* WORKING DATA:

■ ■ ■ ■ ■

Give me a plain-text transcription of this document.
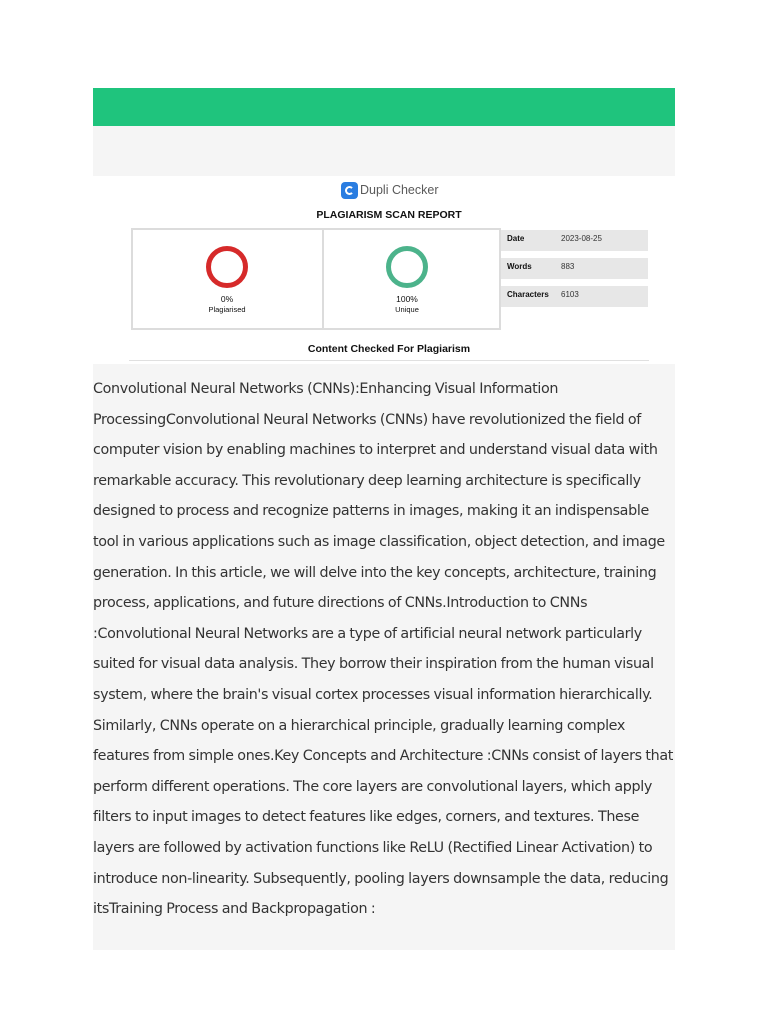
Dupli Checker
PLAGIARISM SCAN REPORT
0%
Plagiarised
100%
Unique
Date	2023-08-25
Words	883
Characters 6103
Content Checked For Plagiarism

Convolutional Neural Networks (CNNs):Enhancing Visual Information ProcessingConvolutional Neural Networks (CNNs) have revolutionized the field of computer vision by enabling machines to interpret and understand visual data with remarkable accuracy. This revolutionary deep learning architecture is specifically designed to process and recognize patterns in images, making it an indispensable tool in various applications such as image classification, object detection, and image generation. In this article, we will delve into the key concepts, architecture, training process, applications, and future directions of CNNs.Introduction to CNNs :Convolutional Neural Networks are a type of artificial neural network particularly suited for visual data analysis. They borrow their inspiration from the human visual system, where the brain's visual cortex processes visual information hierarchically. Similarly, CNNs operate on a hierarchical principle, gradually learning complex features from simple ones.Key Concepts and Architecture :CNNs consist of layers that perform different operations. The core layers are convolutional layers, which apply filters to input images to detect features like edges, corners, and textures. These layers are followed by activation functions like ReLU (Rectified Linear Activation) to introduce non-linearity. Subsequently, pooling layers downsample the data, reducing itsTraining Process and Backpropagation :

■ ■ ■ ■ ■

* EXERCISE DETAILS: Show all lines from the records above where the word "this" occurs.

* FINAL ANSWER:
Give me a plain-text transcription of this document.
Convolutional Neural Networks (CNNs):Enhancing Visual Information ProcessingConvolutional Neural Networks (CNNs) have revolutionized the field of computer vision by enabling machines to interpret and understand visual data with remarkable accuracy. This revolutionary deep learning architecture is specifically designed to process and recognize patterns in images, making it an indispensable tool in various applications such as image classification, object detection, and image generation. In this article, we will delve into the key concepts, architecture, training process, applications, and future directions of CNNs.Introduction to CNNs :Convolutional Neural Networks are a type of artificial neural network particularly suited for visual data analysis. They borrow their inspiration from the human visual system, where the brain's visual cortex processes visual information hierarchically. Similarly, CNNs operate on a hierarchical principle, gradually learning complex features from simple ones.Key Concepts and Architecture :CNNs consist of layers that perform different operations. The core layers are convolutional layers, which apply filters to input images to detect features like edges, corners, and textures. These layers are followed by activation functions like ReLU (Rectified Linear Activation) to introduce non-linearity. Subsequently, pooling layers downsample the data, reducing itsTraining Process and Backpropagation :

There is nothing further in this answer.